# Work required
Find every line in the entries below that contains the word "install" and copy each one. Match case exactly.

* Begin Available data *

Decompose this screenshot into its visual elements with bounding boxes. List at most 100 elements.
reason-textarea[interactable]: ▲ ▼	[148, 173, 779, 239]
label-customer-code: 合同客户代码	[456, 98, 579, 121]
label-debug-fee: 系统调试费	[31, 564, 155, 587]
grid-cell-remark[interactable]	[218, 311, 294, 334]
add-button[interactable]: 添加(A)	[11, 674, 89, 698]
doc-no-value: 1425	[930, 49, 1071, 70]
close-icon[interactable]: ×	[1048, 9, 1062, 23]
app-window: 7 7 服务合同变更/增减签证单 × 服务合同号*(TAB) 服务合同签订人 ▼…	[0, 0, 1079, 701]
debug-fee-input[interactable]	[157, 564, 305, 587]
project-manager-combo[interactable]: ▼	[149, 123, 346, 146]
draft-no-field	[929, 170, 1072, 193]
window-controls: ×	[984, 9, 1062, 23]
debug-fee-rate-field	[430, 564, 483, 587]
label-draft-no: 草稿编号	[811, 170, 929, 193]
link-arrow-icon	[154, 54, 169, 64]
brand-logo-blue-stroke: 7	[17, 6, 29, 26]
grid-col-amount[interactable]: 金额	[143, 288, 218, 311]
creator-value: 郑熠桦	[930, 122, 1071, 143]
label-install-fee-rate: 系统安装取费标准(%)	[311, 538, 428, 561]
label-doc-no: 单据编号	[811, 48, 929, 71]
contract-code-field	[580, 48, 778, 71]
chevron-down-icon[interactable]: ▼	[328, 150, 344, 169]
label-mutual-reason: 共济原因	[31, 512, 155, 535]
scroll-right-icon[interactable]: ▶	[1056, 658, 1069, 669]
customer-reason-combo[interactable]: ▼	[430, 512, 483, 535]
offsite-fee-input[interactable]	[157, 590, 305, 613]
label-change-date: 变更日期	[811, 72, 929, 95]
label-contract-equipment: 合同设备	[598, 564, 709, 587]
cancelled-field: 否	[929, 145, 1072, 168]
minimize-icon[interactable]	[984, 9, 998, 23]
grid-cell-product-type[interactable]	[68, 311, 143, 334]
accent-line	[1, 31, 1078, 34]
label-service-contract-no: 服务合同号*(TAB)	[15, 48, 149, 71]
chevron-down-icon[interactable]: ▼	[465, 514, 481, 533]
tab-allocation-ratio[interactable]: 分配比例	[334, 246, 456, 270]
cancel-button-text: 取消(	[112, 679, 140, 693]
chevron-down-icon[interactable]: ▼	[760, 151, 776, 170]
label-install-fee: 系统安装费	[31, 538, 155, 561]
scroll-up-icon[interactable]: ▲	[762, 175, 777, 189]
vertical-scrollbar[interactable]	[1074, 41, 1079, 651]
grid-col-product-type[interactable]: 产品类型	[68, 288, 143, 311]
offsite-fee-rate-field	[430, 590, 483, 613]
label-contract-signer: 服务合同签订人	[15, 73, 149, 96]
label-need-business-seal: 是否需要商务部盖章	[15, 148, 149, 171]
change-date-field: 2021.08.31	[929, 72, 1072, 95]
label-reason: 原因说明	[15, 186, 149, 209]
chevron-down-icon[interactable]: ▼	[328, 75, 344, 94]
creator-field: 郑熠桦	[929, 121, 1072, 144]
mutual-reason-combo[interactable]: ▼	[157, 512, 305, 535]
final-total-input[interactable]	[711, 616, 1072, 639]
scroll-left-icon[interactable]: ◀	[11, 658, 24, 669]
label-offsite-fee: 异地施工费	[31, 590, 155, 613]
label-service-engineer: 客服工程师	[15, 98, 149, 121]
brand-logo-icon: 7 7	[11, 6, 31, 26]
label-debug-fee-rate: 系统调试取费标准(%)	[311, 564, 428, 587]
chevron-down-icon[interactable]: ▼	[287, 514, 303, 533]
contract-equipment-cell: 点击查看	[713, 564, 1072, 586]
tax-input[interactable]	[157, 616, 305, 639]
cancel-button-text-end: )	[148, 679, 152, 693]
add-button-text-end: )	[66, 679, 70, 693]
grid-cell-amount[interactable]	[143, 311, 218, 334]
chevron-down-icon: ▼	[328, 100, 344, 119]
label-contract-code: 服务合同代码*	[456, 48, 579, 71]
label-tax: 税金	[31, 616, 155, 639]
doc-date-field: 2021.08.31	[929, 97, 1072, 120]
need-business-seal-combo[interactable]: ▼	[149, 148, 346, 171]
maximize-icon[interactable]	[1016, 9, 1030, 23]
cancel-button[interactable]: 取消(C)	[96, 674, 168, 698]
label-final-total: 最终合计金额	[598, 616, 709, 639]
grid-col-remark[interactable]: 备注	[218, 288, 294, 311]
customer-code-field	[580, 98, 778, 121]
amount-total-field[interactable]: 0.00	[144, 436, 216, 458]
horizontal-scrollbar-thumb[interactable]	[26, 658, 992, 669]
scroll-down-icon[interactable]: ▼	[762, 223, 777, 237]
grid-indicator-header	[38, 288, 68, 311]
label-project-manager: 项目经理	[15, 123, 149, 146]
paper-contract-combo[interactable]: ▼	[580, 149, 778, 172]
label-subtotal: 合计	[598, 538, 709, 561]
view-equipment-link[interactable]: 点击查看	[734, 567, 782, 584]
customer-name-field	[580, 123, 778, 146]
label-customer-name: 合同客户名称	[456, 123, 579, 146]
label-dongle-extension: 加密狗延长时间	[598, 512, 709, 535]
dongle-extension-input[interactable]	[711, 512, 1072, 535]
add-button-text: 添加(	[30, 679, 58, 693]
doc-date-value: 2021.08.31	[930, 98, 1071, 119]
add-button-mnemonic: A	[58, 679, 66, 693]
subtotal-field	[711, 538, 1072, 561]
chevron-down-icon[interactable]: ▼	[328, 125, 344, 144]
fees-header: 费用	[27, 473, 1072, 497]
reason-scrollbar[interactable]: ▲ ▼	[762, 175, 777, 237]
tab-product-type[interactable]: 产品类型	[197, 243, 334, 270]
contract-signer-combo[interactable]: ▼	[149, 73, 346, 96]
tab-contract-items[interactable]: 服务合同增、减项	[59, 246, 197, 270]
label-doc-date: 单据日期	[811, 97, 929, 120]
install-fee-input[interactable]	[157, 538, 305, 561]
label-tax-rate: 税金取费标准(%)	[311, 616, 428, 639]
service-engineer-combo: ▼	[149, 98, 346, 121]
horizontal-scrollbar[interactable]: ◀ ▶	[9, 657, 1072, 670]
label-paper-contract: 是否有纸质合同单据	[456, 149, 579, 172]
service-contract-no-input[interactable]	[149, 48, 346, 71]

* End Available data *

# Complete answer
label-install-fee-rate: 系统安装取费标准(%)	[311, 538, 428, 561]
label-install-fee: 系统安装费	[31, 538, 155, 561]
install-fee-input[interactable]	[157, 538, 305, 561]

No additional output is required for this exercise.